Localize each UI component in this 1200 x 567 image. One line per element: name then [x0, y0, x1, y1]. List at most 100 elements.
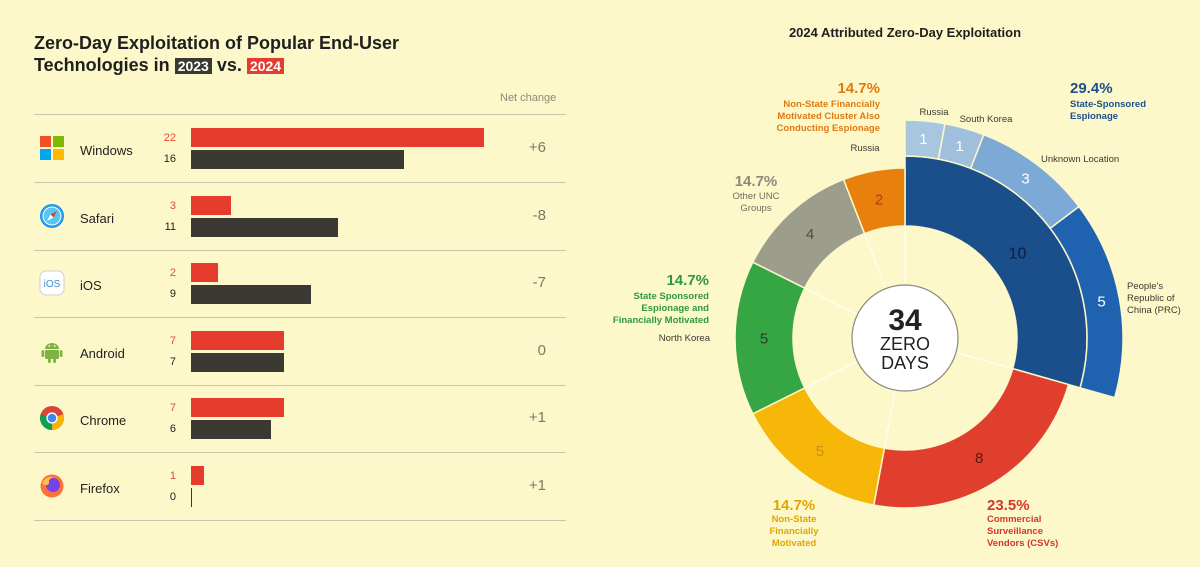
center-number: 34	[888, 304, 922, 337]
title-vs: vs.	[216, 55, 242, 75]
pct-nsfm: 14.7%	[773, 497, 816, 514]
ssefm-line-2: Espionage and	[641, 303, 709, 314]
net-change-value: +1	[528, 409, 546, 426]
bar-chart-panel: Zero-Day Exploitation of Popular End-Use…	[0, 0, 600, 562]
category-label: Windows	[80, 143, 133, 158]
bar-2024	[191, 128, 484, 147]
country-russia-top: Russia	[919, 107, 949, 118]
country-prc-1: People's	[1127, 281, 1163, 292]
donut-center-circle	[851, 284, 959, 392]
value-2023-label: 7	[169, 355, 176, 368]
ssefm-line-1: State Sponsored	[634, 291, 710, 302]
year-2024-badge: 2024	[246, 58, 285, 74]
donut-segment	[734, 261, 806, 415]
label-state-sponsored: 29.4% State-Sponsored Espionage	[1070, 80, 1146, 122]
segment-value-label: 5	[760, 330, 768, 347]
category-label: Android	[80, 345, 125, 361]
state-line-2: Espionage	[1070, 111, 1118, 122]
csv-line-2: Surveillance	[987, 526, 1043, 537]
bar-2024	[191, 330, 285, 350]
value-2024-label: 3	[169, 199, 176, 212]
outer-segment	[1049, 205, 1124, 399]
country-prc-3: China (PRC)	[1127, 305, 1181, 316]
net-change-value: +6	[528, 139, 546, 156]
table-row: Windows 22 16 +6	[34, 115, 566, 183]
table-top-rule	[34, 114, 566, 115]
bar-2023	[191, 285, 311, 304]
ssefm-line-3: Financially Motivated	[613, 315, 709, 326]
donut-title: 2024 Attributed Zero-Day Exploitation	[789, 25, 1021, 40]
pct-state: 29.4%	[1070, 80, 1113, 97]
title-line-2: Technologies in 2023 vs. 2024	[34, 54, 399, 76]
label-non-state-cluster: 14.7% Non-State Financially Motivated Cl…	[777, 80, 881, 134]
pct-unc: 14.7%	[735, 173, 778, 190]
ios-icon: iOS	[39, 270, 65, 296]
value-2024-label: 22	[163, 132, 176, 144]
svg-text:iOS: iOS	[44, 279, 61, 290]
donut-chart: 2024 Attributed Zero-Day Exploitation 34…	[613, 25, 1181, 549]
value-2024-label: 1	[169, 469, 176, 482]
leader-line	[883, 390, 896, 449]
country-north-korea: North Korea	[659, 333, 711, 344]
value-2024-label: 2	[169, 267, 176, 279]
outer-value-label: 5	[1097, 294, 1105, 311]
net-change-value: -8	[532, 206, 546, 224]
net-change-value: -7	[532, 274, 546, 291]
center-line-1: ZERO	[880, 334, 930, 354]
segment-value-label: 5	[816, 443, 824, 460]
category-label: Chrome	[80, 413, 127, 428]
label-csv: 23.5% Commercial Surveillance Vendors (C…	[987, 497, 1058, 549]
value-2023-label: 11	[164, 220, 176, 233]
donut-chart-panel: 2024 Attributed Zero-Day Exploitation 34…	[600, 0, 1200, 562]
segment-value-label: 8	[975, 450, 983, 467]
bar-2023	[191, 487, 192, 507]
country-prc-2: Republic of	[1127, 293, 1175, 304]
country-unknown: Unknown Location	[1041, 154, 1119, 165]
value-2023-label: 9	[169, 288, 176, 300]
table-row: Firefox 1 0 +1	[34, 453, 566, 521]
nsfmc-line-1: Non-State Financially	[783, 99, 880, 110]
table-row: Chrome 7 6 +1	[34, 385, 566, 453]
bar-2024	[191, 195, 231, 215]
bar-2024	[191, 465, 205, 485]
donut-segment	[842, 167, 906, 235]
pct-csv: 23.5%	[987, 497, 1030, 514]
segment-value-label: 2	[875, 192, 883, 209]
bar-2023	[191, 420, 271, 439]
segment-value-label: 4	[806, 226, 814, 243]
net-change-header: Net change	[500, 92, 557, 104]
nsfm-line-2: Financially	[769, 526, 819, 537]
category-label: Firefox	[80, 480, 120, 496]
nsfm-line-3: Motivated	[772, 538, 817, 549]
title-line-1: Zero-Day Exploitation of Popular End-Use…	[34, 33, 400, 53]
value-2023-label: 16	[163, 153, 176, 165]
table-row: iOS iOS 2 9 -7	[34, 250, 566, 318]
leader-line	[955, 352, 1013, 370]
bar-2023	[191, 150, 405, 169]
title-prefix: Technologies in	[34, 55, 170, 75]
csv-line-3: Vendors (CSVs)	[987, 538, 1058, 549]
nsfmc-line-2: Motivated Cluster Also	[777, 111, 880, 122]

* * * * *

Please pull out every row above that contains the string "Motivated". Treat uppercase and lowercase letters as different.

ssefm-line-3: Financially Motivated	[613, 315, 709, 326]
label-non-state-cluster: 14.7% Non-State Financially Motivated Cl…	[777, 80, 881, 134]
nsfm-line-3: Motivated	[772, 538, 817, 549]
nsfmc-line-2: Motivated Cluster Also	[777, 111, 880, 122]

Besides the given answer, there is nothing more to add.